What to produce – Are you able to retype all the records below exactly?

Material for the task –
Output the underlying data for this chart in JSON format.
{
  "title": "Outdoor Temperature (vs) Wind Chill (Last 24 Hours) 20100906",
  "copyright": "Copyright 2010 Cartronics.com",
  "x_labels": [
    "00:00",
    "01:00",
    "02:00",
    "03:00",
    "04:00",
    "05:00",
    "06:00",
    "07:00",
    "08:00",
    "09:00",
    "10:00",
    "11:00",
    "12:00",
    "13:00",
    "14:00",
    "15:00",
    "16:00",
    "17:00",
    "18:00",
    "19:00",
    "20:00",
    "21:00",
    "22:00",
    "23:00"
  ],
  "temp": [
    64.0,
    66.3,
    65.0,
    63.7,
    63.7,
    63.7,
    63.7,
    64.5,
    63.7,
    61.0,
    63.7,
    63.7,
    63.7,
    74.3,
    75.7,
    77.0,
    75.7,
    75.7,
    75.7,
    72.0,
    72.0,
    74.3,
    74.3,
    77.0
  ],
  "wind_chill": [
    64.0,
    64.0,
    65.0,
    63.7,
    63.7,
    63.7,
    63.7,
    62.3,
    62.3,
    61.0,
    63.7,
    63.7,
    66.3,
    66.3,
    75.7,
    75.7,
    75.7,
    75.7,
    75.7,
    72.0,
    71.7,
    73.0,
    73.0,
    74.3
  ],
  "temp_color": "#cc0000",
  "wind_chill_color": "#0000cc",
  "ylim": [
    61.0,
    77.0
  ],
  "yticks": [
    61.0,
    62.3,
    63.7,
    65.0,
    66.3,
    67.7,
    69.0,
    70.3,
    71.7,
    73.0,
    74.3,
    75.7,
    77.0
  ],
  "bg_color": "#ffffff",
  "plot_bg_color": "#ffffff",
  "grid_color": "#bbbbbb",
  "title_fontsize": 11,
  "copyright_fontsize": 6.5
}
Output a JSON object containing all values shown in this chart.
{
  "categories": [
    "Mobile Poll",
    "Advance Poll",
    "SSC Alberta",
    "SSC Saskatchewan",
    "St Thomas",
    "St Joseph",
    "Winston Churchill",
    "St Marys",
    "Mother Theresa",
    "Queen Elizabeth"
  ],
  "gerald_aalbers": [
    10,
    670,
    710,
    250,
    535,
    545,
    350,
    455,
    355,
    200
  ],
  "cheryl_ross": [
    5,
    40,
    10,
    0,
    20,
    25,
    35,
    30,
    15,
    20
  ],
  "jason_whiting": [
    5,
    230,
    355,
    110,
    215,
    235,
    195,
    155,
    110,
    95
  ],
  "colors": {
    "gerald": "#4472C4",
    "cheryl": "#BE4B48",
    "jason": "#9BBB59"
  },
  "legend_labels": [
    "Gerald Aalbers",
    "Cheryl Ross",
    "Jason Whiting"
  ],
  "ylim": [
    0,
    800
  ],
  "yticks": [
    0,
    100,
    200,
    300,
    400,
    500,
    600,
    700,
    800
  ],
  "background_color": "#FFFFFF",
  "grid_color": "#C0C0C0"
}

Output of the exercise –
Output the underlying data for this chart in JSON format.
{
  "title": "Outdoor Temperature (vs) Wind Chill (Last 24 Hours) 20100906",
  "copyright": "Copyright 2010 Cartronics.com",
  "x_labels": [
    "00:00",
    "01:00",
    "02:00",
    "03:00",
    "04:00",
    "05:00",
    "06:00",
    "07:00",
    "08:00",
    "09:00",
    "10:00",
    "11:00",
    "12:00",
    "13:00",
    "14:00",
    "15:00",
    "16:00",
    "17:00",
    "18:00",
    "19:00",
    "20:00",
    "21:00",
    "22:00",
    "23:00"
  ],
  "temp": [
    64.0,
    66.3,
    65.0,
    63.7,
    63.7,
    63.7,
    63.7,
    64.5,
    63.7,
    61.0,
    63.7,
    63.7,
    63.7,
    74.3,
    75.7,
    77.0,
    75.7,
    75.7,
    75.7,
    72.0,
    72.0,
    74.3,
    74.3,
    77.0
  ],
  "wind_chill": [
    64.0,
    64.0,
    65.0,
    63.7,
    63.7,
    63.7,
    63.7,
    62.3,
    62.3,
    61.0,
    63.7,
    63.7,
    66.3,
    66.3,
    75.7,
    75.7,
    75.7,
    75.7,
    75.7,
    72.0,
    71.7,
    73.0,
    73.0,
    74.3
  ],
  "temp_color": "#cc0000",
  "wind_chill_color": "#0000cc",
  "ylim": [
    61.0,
    77.0
  ],
  "yticks": [
    61.0,
    62.3,
    63.7,
    65.0,
    66.3,
    67.7,
    69.0,
    70.3,
    71.7,
    73.0,
    74.3,
    75.7,
    77.0
  ],
  "bg_color": "#ffffff",
  "plot_bg_color": "#ffffff",
  "grid_color": "#bbbbbb",
  "title_fontsize": 11,
  "copyright_fontsize": 6.5
}
Output a JSON object containing all values shown in this chart.
{
  "categories": [
    "Mobile Poll",
    "Advance Poll",
    "SSC Alberta",
    "SSC Saskatchewan",
    "St Thomas",
    "St Joseph",
    "Winston Churchill",
    "St Marys",
    "Mother Theresa",
    "Queen Elizabeth"
  ],
  "gerald_aalbers": [
    10,
    670,
    710,
    250,
    535,
    545,
    350,
    455,
    355,
    200
  ],
  "cheryl_ross": [
    5,
    40,
    10,
    0,
    20,
    25,
    35,
    30,
    15,
    20
  ],
  "jason_whiting": [
    5,
    230,
    355,
    110,
    215,
    235,
    195,
    155,
    110,
    95
  ],
  "colors": {
    "gerald": "#4472C4",
    "cheryl": "#BE4B48",
    "jason": "#9BBB59"
  },
  "legend_labels": [
    "Gerald Aalbers",
    "Cheryl Ross",
    "Jason Whiting"
  ],
  "ylim": [
    0,
    800
  ],
  "yticks": [
    0,
    100,
    200,
    300,
    400,
    500,
    600,
    700,
    800
  ],
  "background_color": "#FFFFFF",
  "grid_color": "#C0C0C0"
}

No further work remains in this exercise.